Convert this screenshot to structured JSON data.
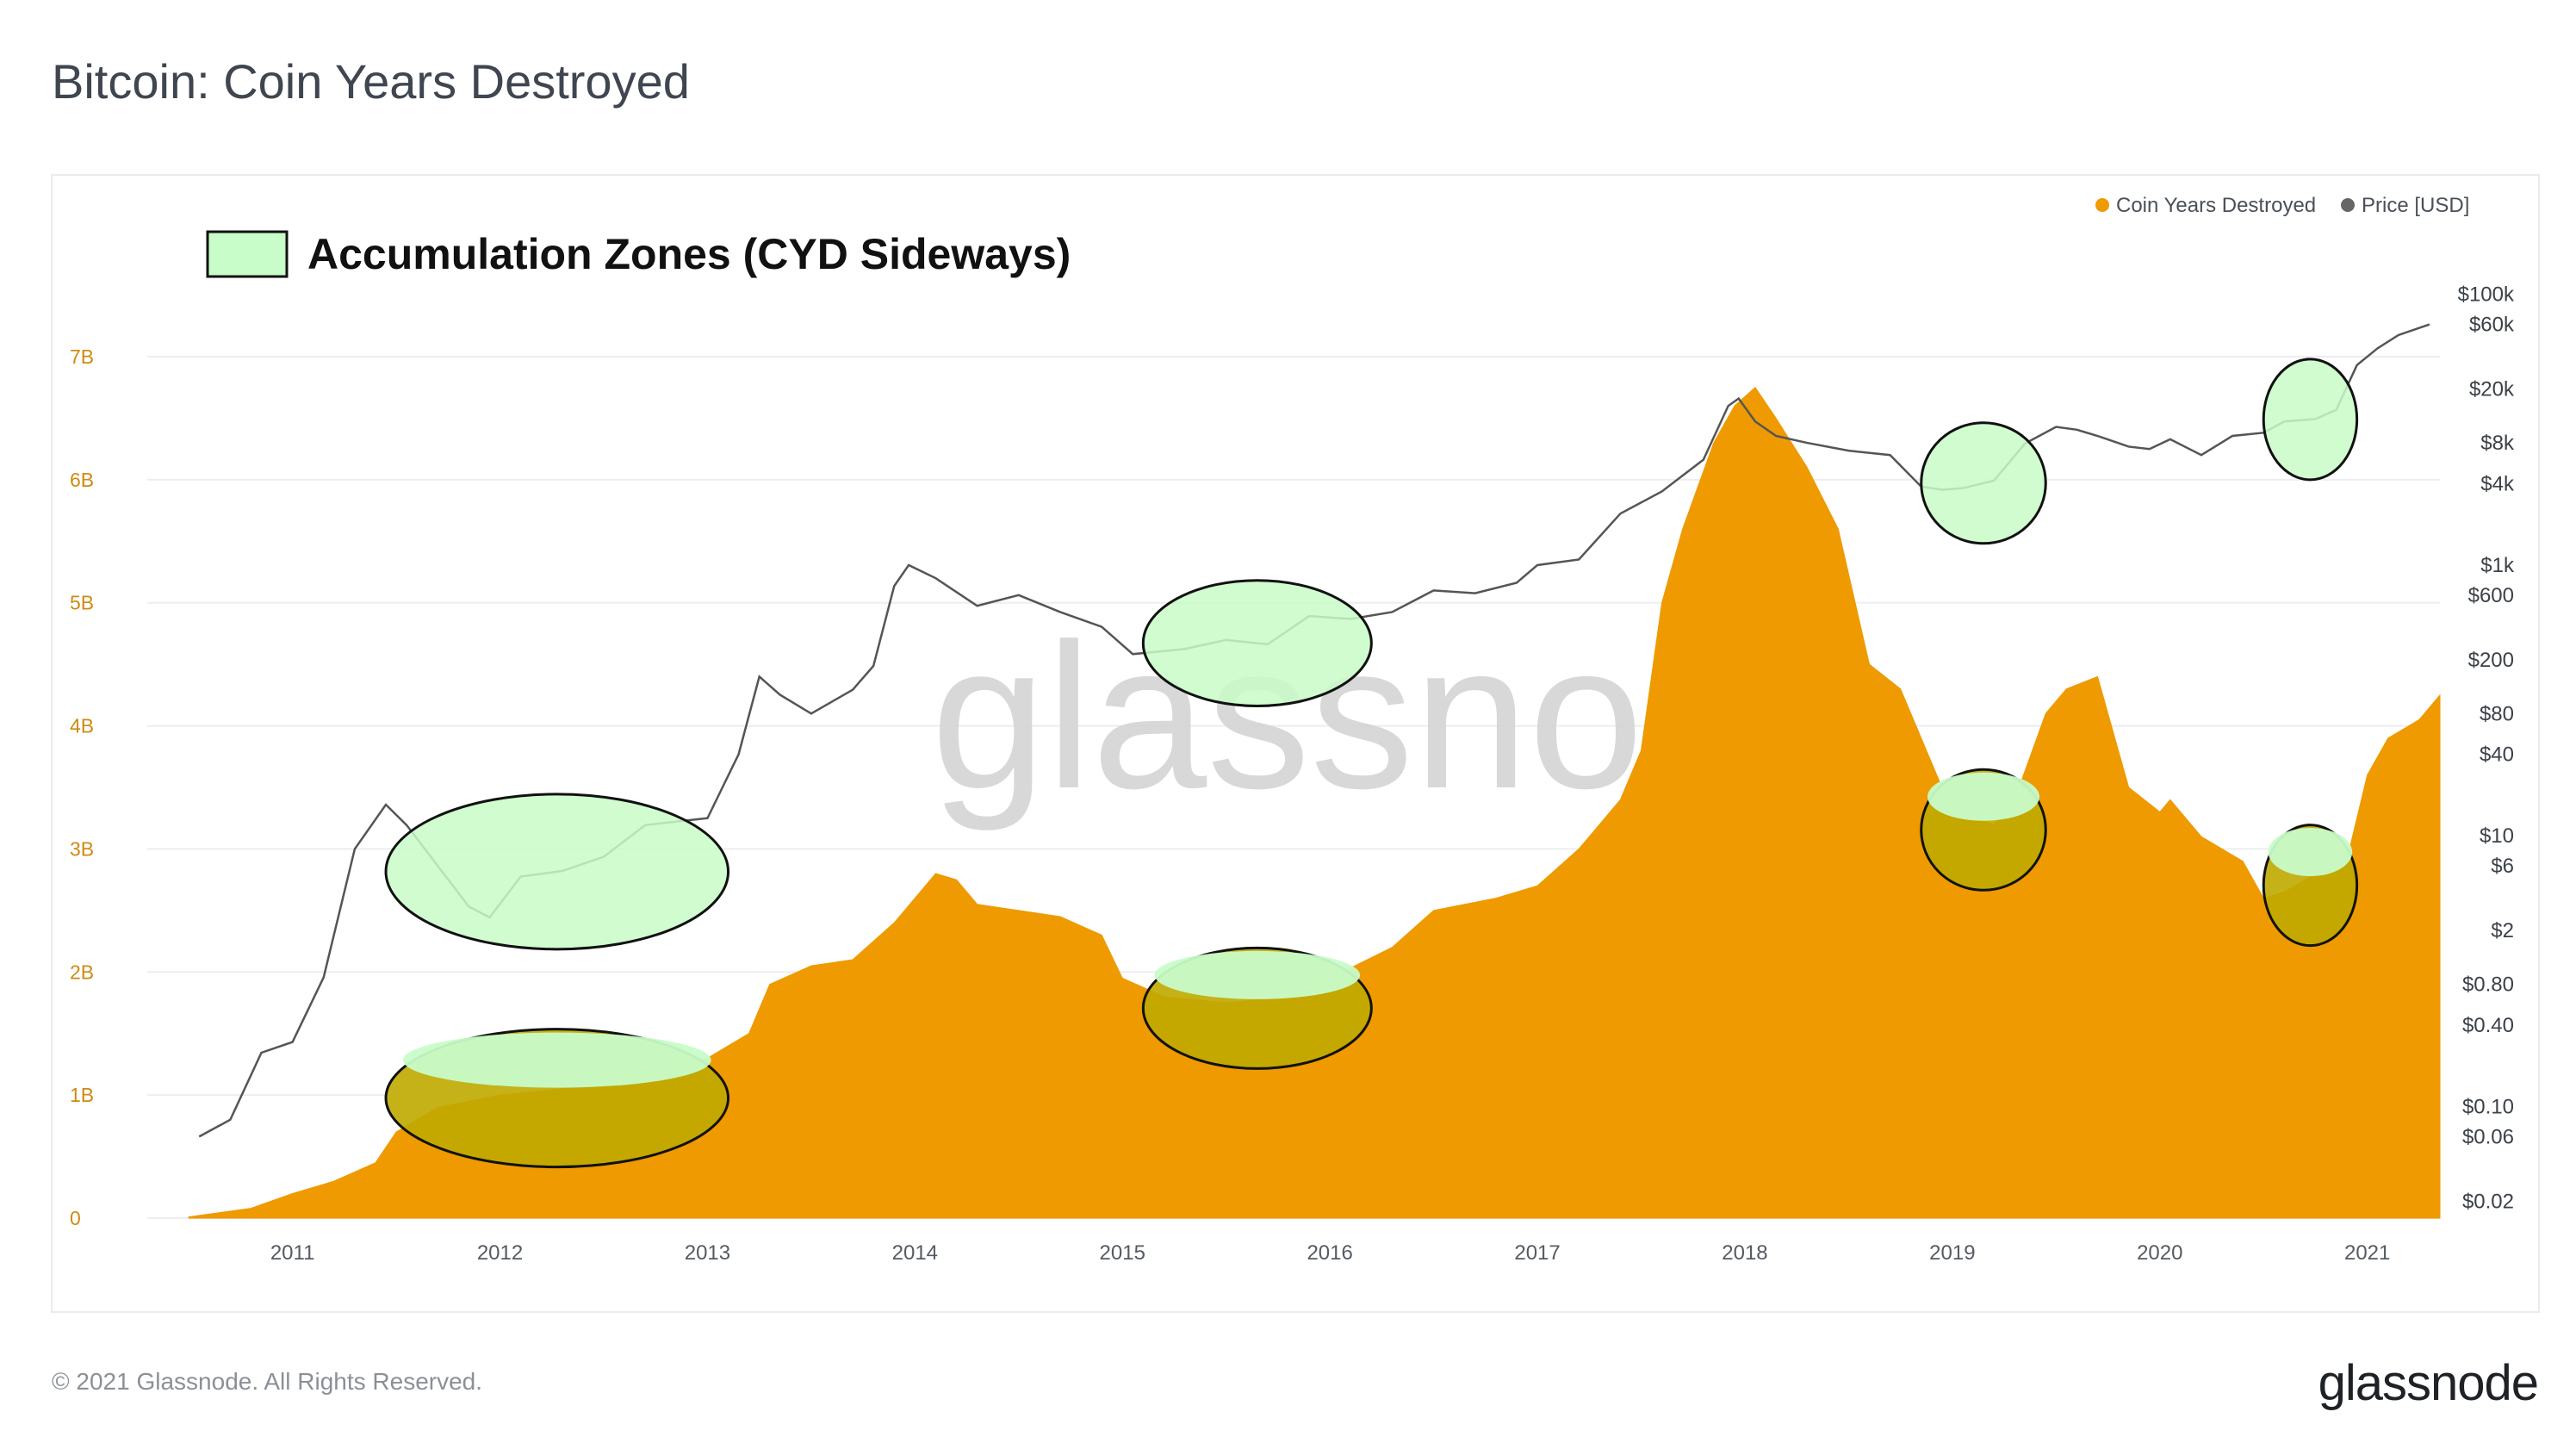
{
  "page": {
    "title": "Bitcoin: Coin Years Destroyed",
    "copyright": "© 2021 Glassnode. All Rights Reserved.",
    "logo": "glassnode",
    "watermark": "glassnode"
  },
  "chart_data": {
    "type": "area",
    "title": "Bitcoin: Coin Years Destroyed",
    "annotation_legend": "Accumulation Zones (CYD Sideways)",
    "legend_placement": "top-right",
    "grid": true,
    "x_ticks": [
      "2011",
      "2012",
      "2013",
      "2014",
      "2015",
      "2016",
      "2017",
      "2018",
      "2019",
      "2020",
      "2021"
    ],
    "x_range": [
      2010.3,
      2021.35
    ],
    "y_left": {
      "ticks": [
        "0",
        "1B",
        "2B",
        "3B",
        "4B",
        "5B",
        "6B",
        "7B"
      ],
      "values": [
        0,
        1,
        2,
        3,
        4,
        5,
        6,
        7
      ],
      "unit": "B",
      "range": [
        0,
        7.7
      ]
    },
    "y_right": {
      "scale": "log",
      "ticks": [
        "$0.02",
        "$0.06",
        "$0.10",
        "$0.40",
        "$0.80",
        "$2",
        "$6",
        "$10",
        "$40",
        "$80",
        "$200",
        "$600",
        "$1k",
        "$4k",
        "$8k",
        "$20k",
        "$60k",
        "$100k"
      ],
      "values": [
        0.02,
        0.06,
        0.1,
        0.4,
        0.8,
        2,
        6,
        10,
        40,
        80,
        200,
        600,
        1000,
        4000,
        8000,
        20000,
        60000,
        100000
      ]
    },
    "colors": {
      "cyd": "#ee9a00",
      "price": "#555555",
      "zone_fill": "#c8fcc8",
      "zone_overlap": "#bfaa00",
      "legend_price_dot": "#666666"
    },
    "series": [
      {
        "name": "Coin Years Destroyed",
        "axis": "left",
        "x": [
          2010.5,
          2010.8,
          2011.0,
          2011.2,
          2011.4,
          2011.5,
          2011.7,
          2012.0,
          2012.3,
          2012.5,
          2012.7,
          2013.0,
          2013.2,
          2013.3,
          2013.5,
          2013.7,
          2013.9,
          2014.0,
          2014.1,
          2014.2,
          2014.3,
          2014.5,
          2014.7,
          2014.9,
          2015.0,
          2015.2,
          2015.5,
          2015.8,
          2016.0,
          2016.3,
          2016.5,
          2016.8,
          2017.0,
          2017.2,
          2017.4,
          2017.5,
          2017.6,
          2017.7,
          2017.85,
          2017.95,
          2018.05,
          2018.15,
          2018.3,
          2018.45,
          2018.6,
          2018.75,
          2018.9,
          2019.0,
          2019.2,
          2019.3,
          2019.45,
          2019.55,
          2019.7,
          2019.85,
          2020.0,
          2020.05,
          2020.2,
          2020.4,
          2020.5,
          2020.6,
          2020.75,
          2020.9,
          2021.0,
          2021.1,
          2021.25,
          2021.35
        ],
        "values": [
          0.01,
          0.08,
          0.2,
          0.3,
          0.45,
          0.7,
          0.9,
          1.0,
          1.05,
          1.12,
          1.2,
          1.3,
          1.5,
          1.9,
          2.05,
          2.1,
          2.4,
          2.6,
          2.8,
          2.75,
          2.55,
          2.5,
          2.45,
          2.3,
          1.95,
          1.8,
          1.75,
          1.8,
          1.95,
          2.2,
          2.5,
          2.6,
          2.7,
          3.0,
          3.4,
          3.8,
          5.0,
          5.6,
          6.3,
          6.6,
          6.75,
          6.5,
          6.1,
          5.6,
          4.5,
          4.3,
          3.7,
          3.3,
          3.2,
          3.4,
          4.1,
          4.3,
          4.4,
          3.5,
          3.3,
          3.4,
          3.1,
          2.9,
          2.6,
          2.65,
          2.8,
          2.9,
          3.6,
          3.9,
          4.05,
          4.25
        ]
      },
      {
        "name": "Price [USD]",
        "axis": "right",
        "x": [
          2010.55,
          2010.7,
          2010.85,
          2011.0,
          2011.15,
          2011.3,
          2011.45,
          2011.55,
          2011.7,
          2011.85,
          2011.95,
          2012.1,
          2012.3,
          2012.5,
          2012.7,
          2012.9,
          2013.0,
          2013.15,
          2013.25,
          2013.35,
          2013.5,
          2013.7,
          2013.8,
          2013.9,
          2013.97,
          2014.1,
          2014.3,
          2014.5,
          2014.7,
          2014.9,
          2015.05,
          2015.3,
          2015.5,
          2015.7,
          2015.9,
          2016.1,
          2016.3,
          2016.5,
          2016.7,
          2016.9,
          2017.0,
          2017.2,
          2017.4,
          2017.6,
          2017.8,
          2017.92,
          2017.97,
          2018.05,
          2018.15,
          2018.3,
          2018.5,
          2018.7,
          2018.85,
          2018.95,
          2019.05,
          2019.2,
          2019.35,
          2019.5,
          2019.6,
          2019.7,
          2019.85,
          2019.95,
          2020.05,
          2020.2,
          2020.35,
          2020.5,
          2020.6,
          2020.75,
          2020.85,
          2020.95,
          2021.05,
          2021.15,
          2021.3
        ],
        "values": [
          0.06,
          0.08,
          0.25,
          0.3,
          0.9,
          8,
          17,
          12,
          6,
          3,
          2.5,
          5,
          5.5,
          7,
          12,
          13,
          13.5,
          40,
          150,
          110,
          80,
          120,
          180,
          700,
          1000,
          800,
          500,
          600,
          450,
          350,
          220,
          240,
          280,
          260,
          420,
          400,
          450,
          650,
          620,
          740,
          1000,
          1100,
          2400,
          3500,
          6000,
          15000,
          17000,
          11500,
          9000,
          8000,
          7000,
          6500,
          3800,
          3600,
          3700,
          4200,
          7900,
          10500,
          10000,
          9000,
          7500,
          7200,
          8500,
          6500,
          9000,
          9500,
          11500,
          12000,
          14000,
          30000,
          40000,
          50000,
          60000
        ]
      }
    ],
    "accumulation_zones": [
      {
        "x_start": 2011.45,
        "x_end": 2013.1
      },
      {
        "x_start": 2015.1,
        "x_end": 2016.2
      },
      {
        "x_start": 2018.85,
        "x_end": 2019.45
      },
      {
        "x_start": 2020.5,
        "x_end": 2020.95
      }
    ],
    "legend": [
      {
        "label": "Coin Years Destroyed",
        "color": "#ee9a00"
      },
      {
        "label": "Price [USD]",
        "color": "#666666"
      }
    ]
  }
}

- - -

Repeat all of the records verbatim, leaving out the pictures.

The response:
Convert this screenshot to structured JSON data.
{
  "page": {
    "title": "Bitcoin: Coin Years Destroyed",
    "copyright": "© 2021 Glassnode. All Rights Reserved.",
    "logo": "glassnode",
    "watermark": "glassnode"
  },
  "chart_data": {
    "type": "area",
    "title": "Bitcoin: Coin Years Destroyed",
    "annotation_legend": "Accumulation Zones (CYD Sideways)",
    "legend_placement": "top-right",
    "grid": true,
    "x_ticks": [
      "2011",
      "2012",
      "2013",
      "2014",
      "2015",
      "2016",
      "2017",
      "2018",
      "2019",
      "2020",
      "2021"
    ],
    "x_range": [
      2010.3,
      2021.35
    ],
    "y_left": {
      "ticks": [
        "0",
        "1B",
        "2B",
        "3B",
        "4B",
        "5B",
        "6B",
        "7B"
      ],
      "values": [
        0,
        1,
        2,
        3,
        4,
        5,
        6,
        7
      ],
      "unit": "B",
      "range": [
        0,
        7.7
      ]
    },
    "y_right": {
      "scale": "log",
      "ticks": [
        "$0.02",
        "$0.06",
        "$0.10",
        "$0.40",
        "$0.80",
        "$2",
        "$6",
        "$10",
        "$40",
        "$80",
        "$200",
        "$600",
        "$1k",
        "$4k",
        "$8k",
        "$20k",
        "$60k",
        "$100k"
      ],
      "values": [
        0.02,
        0.06,
        0.1,
        0.4,
        0.8,
        2,
        6,
        10,
        40,
        80,
        200,
        600,
        1000,
        4000,
        8000,
        20000,
        60000,
        100000
      ]
    },
    "colors": {
      "cyd": "#ee9a00",
      "price": "#555555",
      "zone_fill": "#c8fcc8",
      "zone_overlap": "#bfaa00",
      "legend_price_dot": "#666666"
    },
    "series": [
      {
        "name": "Coin Years Destroyed",
        "axis": "left",
        "x": [
          2010.5,
          2010.8,
          2011.0,
          2011.2,
          2011.4,
          2011.5,
          2011.7,
          2012.0,
          2012.3,
          2012.5,
          2012.7,
          2013.0,
          2013.2,
          2013.3,
          2013.5,
          2013.7,
          2013.9,
          2014.0,
          2014.1,
          2014.2,
          2014.3,
          2014.5,
          2014.7,
          2014.9,
          2015.0,
          2015.2,
          2015.5,
          2015.8,
          2016.0,
          2016.3,
          2016.5,
          2016.8,
          2017.0,
          2017.2,
          2017.4,
          2017.5,
          2017.6,
          2017.7,
          2017.85,
          2017.95,
          2018.05,
          2018.15,
          2018.3,
          2018.45,
          2018.6,
          2018.75,
          2018.9,
          2019.0,
          2019.2,
          2019.3,
          2019.45,
          2019.55,
          2019.7,
          2019.85,
          2020.0,
          2020.05,
          2020.2,
          2020.4,
          2020.5,
          2020.6,
          2020.75,
          2020.9,
          2021.0,
          2021.1,
          2021.25,
          2021.35
        ],
        "values": [
          0.01,
          0.08,
          0.2,
          0.3,
          0.45,
          0.7,
          0.9,
          1.0,
          1.05,
          1.12,
          1.2,
          1.3,
          1.5,
          1.9,
          2.05,
          2.1,
          2.4,
          2.6,
          2.8,
          2.75,
          2.55,
          2.5,
          2.45,
          2.3,
          1.95,
          1.8,
          1.75,
          1.8,
          1.95,
          2.2,
          2.5,
          2.6,
          2.7,
          3.0,
          3.4,
          3.8,
          5.0,
          5.6,
          6.3,
          6.6,
          6.75,
          6.5,
          6.1,
          5.6,
          4.5,
          4.3,
          3.7,
          3.3,
          3.2,
          3.4,
          4.1,
          4.3,
          4.4,
          3.5,
          3.3,
          3.4,
          3.1,
          2.9,
          2.6,
          2.65,
          2.8,
          2.9,
          3.6,
          3.9,
          4.05,
          4.25
        ]
      },
      {
        "name": "Price [USD]",
        "axis": "right",
        "x": [
          2010.55,
          2010.7,
          2010.85,
          2011.0,
          2011.15,
          2011.3,
          2011.45,
          2011.55,
          2011.7,
          2011.85,
          2011.95,
          2012.1,
          2012.3,
          2012.5,
          2012.7,
          2012.9,
          2013.0,
          2013.15,
          2013.25,
          2013.35,
          2013.5,
          2013.7,
          2013.8,
          2013.9,
          2013.97,
          2014.1,
          2014.3,
          2014.5,
          2014.7,
          2014.9,
          2015.05,
          2015.3,
          2015.5,
          2015.7,
          2015.9,
          2016.1,
          2016.3,
          2016.5,
          2016.7,
          2016.9,
          2017.0,
          2017.2,
          2017.4,
          2017.6,
          2017.8,
          2017.92,
          2017.97,
          2018.05,
          2018.15,
          2018.3,
          2018.5,
          2018.7,
          2018.85,
          2018.95,
          2019.05,
          2019.2,
          2019.35,
          2019.5,
          2019.6,
          2019.7,
          2019.85,
          2019.95,
          2020.05,
          2020.2,
          2020.35,
          2020.5,
          2020.6,
          2020.75,
          2020.85,
          2020.95,
          2021.05,
          2021.15,
          2021.3
        ],
        "values": [
          0.06,
          0.08,
          0.25,
          0.3,
          0.9,
          8,
          17,
          12,
          6,
          3,
          2.5,
          5,
          5.5,
          7,
          12,
          13,
          13.5,
          40,
          150,
          110,
          80,
          120,
          180,
          700,
          1000,
          800,
          500,
          600,
          450,
          350,
          220,
          240,
          280,
          260,
          420,
          400,
          450,
          650,
          620,
          740,
          1000,
          1100,
          2400,
          3500,
          6000,
          15000,
          17000,
          11500,
          9000,
          8000,
          7000,
          6500,
          3800,
          3600,
          3700,
          4200,
          7900,
          10500,
          10000,
          9000,
          7500,
          7200,
          8500,
          6500,
          9000,
          9500,
          11500,
          12000,
          14000,
          30000,
          40000,
          50000,
          60000
        ]
      }
    ],
    "accumulation_zones": [
      {
        "x_start": 2011.45,
        "x_end": 2013.1
      },
      {
        "x_start": 2015.1,
        "x_end": 2016.2
      },
      {
        "x_start": 2018.85,
        "x_end": 2019.45
      },
      {
        "x_start": 2020.5,
        "x_end": 2020.95
      }
    ],
    "legend": [
      {
        "label": "Coin Years Destroyed",
        "color": "#ee9a00"
      },
      {
        "label": "Price [USD]",
        "color": "#666666"
      }
    ]
  }
}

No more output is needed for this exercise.